→ **Selected excerpt**
+++++
Of all the coastal fleets of the war, that of the Soviet Union perhaps had the strangest collection of craft. Starting in the mid 1930s, Russia built scores of small, very fast aluminum G-5 MTBs . Based on the old CMBs with stern launching torpedoes, these boats attacked en mass, usually lost a boat or two in the process, and seldom hit anything. Stern launched torpedoes demanded high speed attacks, so the stealth tactics developed by other navies were not an option.Their aluminum hulls, the design of which was based on float-plane pontoons, deteriorated in the salt water and they had to be moored up river or taken out of the salt water. Many mounted 82mm rocket launchers, these being used more for support of ground troops than against shipping. Many were actually lost in collisions and several were captured by Axis forces in the Black sea and Gulf of Finland. Larger wooden hull D-3 boats were also made along with various steel hull prototypes. One of these, the SM-3, sank several Axis vessels in the Black Sea including an Italian sub! The Russians also had many lend-lease PT and Vospers. While their MTBs were unspectacular, the Soviet Navy developed small armored gunboats to a science. The 1124 and 1125 classes were heavily armored and had tank turrets mounted on the hull. Some mounted “Katyuska” multiple rocket launchers. These river tanks as they were called only drew 2 of water and were also used as landing craft for naval commandos.

Coastal warfare in the Black Sea and the Baltic has not received much attention. Italian MAS boats sank a Soviet Cruiser in the Black Sea. Along the Crimean coast, battles between Axis MFPs, S-boats and R-boats against Soviet MTBs and motor launches approached ferocity seldom seen in other waters. Finland used a handful of obsolete boats initially with telling effect on Soviet shipping. As the war went on, Italian MAS boats and some captured Russian vessels were added to the Finnish Navy inventory. Action was seen on both Lake Ladoga and the Baltic, with mines being the weapon of choice by both sides. By 1944, the Gulf of Finland was the most densely mined body of water in the world.
+++++
→ **Provided material**

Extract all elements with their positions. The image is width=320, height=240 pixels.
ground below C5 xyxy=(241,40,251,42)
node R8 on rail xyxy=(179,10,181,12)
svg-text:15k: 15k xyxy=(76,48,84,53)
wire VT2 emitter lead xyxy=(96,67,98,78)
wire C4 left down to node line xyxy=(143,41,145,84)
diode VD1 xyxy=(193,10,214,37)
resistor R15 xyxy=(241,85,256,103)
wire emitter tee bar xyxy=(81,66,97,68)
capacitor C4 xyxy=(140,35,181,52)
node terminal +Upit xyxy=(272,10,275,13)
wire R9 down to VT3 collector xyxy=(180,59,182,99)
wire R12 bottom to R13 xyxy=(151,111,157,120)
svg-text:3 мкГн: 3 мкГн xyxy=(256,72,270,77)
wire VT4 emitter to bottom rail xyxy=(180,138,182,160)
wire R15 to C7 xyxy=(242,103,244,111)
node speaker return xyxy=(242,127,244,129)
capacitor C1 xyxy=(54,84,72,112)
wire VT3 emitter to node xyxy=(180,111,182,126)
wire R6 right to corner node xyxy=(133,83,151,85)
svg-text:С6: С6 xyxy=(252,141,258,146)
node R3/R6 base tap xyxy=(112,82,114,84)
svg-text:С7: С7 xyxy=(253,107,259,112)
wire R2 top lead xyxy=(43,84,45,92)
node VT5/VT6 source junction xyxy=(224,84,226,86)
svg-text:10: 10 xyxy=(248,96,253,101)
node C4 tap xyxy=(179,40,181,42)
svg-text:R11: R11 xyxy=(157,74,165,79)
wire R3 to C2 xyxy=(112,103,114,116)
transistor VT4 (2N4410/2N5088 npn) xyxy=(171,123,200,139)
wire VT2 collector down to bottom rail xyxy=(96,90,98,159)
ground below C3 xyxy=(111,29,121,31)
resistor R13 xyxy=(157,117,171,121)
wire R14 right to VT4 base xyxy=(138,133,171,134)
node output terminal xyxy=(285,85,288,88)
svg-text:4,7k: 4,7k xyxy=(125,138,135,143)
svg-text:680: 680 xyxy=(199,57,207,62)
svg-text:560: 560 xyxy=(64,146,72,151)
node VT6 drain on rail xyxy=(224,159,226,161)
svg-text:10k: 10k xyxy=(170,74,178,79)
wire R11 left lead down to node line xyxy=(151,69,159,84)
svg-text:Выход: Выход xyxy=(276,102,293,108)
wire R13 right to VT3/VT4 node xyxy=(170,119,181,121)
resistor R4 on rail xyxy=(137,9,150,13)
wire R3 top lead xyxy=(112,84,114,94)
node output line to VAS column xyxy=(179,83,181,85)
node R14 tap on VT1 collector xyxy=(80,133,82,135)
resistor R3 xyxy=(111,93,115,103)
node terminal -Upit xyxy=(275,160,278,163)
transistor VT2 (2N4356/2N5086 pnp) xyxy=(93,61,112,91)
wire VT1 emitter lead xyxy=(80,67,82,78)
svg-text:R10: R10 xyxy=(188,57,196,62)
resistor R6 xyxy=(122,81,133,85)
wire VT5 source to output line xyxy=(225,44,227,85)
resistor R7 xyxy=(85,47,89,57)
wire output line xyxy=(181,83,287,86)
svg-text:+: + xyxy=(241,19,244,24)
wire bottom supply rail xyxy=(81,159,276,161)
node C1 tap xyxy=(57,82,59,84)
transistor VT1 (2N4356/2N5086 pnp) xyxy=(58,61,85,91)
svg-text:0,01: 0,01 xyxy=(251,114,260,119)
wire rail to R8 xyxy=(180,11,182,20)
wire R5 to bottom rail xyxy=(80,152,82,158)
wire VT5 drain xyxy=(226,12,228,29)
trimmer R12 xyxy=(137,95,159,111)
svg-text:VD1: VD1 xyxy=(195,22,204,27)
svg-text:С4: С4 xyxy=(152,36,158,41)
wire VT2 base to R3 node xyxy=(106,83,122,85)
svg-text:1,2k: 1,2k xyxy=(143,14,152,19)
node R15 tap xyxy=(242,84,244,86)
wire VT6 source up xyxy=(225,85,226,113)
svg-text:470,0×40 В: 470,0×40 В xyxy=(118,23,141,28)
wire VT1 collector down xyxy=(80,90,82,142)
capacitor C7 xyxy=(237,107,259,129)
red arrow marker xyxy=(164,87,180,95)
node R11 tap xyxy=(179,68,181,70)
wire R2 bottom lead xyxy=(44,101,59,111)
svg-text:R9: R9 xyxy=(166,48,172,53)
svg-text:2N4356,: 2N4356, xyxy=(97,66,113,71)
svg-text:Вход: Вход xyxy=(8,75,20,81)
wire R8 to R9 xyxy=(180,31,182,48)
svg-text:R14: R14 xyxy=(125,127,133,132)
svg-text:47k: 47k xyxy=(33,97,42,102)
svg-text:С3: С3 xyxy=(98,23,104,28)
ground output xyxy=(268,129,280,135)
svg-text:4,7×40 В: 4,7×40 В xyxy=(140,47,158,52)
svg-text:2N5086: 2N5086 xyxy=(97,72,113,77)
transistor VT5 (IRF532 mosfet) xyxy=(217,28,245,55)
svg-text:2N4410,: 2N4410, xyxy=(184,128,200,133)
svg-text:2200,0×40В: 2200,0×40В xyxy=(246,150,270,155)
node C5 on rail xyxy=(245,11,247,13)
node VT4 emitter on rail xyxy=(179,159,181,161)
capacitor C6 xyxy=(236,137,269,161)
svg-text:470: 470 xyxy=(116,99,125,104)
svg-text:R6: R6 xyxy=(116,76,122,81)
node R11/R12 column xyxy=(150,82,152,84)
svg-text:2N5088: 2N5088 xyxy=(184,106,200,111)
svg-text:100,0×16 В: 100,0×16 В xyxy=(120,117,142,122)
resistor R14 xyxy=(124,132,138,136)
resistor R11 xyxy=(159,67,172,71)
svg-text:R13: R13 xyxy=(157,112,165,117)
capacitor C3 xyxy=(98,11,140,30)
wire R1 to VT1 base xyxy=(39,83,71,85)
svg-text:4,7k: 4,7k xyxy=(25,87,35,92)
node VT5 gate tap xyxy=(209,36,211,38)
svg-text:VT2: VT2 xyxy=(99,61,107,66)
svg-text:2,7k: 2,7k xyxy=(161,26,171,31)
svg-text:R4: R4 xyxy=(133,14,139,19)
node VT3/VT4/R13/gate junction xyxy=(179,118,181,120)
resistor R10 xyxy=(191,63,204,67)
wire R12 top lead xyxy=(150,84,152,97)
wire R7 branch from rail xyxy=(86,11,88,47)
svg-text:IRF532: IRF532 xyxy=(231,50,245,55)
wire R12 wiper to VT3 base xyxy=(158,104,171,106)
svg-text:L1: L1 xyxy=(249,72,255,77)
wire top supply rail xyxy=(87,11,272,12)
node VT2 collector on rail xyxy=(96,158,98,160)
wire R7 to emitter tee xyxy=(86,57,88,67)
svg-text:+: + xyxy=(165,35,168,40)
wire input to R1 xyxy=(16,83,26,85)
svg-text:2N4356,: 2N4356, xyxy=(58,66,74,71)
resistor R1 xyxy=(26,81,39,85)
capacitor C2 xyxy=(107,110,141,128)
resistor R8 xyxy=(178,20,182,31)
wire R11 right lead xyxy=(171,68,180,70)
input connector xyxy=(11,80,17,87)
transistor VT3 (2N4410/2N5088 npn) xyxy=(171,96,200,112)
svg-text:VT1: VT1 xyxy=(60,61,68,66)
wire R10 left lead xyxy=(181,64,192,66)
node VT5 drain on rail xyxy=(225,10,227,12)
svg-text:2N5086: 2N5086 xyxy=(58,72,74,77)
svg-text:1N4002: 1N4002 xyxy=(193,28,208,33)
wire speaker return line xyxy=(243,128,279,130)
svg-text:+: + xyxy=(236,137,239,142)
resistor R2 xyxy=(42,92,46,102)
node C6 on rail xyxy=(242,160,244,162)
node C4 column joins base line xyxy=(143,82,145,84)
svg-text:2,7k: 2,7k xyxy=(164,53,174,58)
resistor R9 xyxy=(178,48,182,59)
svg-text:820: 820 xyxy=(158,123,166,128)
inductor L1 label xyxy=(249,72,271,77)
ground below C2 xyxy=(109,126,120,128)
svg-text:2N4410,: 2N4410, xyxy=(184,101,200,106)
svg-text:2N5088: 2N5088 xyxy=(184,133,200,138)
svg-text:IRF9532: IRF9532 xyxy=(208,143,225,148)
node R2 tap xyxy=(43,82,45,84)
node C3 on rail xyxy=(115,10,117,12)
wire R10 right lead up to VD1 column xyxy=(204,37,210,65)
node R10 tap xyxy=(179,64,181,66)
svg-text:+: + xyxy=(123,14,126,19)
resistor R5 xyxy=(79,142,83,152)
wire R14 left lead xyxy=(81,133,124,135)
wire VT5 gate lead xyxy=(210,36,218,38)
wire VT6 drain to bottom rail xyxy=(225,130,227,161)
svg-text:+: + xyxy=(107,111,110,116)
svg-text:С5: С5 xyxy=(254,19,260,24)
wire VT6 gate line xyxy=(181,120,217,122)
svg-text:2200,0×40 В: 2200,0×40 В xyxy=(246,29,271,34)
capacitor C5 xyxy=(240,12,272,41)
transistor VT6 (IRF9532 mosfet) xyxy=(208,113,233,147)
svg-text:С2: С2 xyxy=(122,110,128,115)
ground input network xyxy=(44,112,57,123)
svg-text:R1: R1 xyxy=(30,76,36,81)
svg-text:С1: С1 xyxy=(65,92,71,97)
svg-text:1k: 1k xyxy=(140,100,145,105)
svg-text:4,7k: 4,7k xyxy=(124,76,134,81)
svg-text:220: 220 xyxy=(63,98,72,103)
+++++
→ **Written tasks**
[a] In the text on Soviet coastal craft:
(i) What was the hull design of the G-5 boats based on?
(ii) What did Italian MAS boats sink in the Black Sea?
(iii) By 1944, how does the text describe the Gulf of Finland?
[b] Can you reproduce the part of the text on Soviet coastal craft that opens with the words containing "Coastal warfare in" and closes with "in the world."?
Answer from the text alone, not from the data.

→ **Answer list**
[a]
(i) Float-plane pontoons.
(ii) A Soviet cruiser.
(iii) As the most densely mined body of water in the world.

[b]
Coastal warfare in the Black Sea and the Baltic has not received much attention. Italian MAS boats sank a Soviet Cruiser in the Black Sea. Along the Crimean coast, battles between Axis MFPs, S-boats and R-boats against Soviet MTBs and motor launches approached ferocity seldom seen in other waters. Finland used a handful of obsolete boats initially with telling effect on Soviet shipping. As the war went on, Italian MAS boats and some captured Russian vessels were added to the Finnish Navy inventory. Action was seen on both Lake Ladoga and the Baltic, with mines being the weapon of choice by both sides. By 1944, the Gulf of Finland was the most densely mined body of water in the world.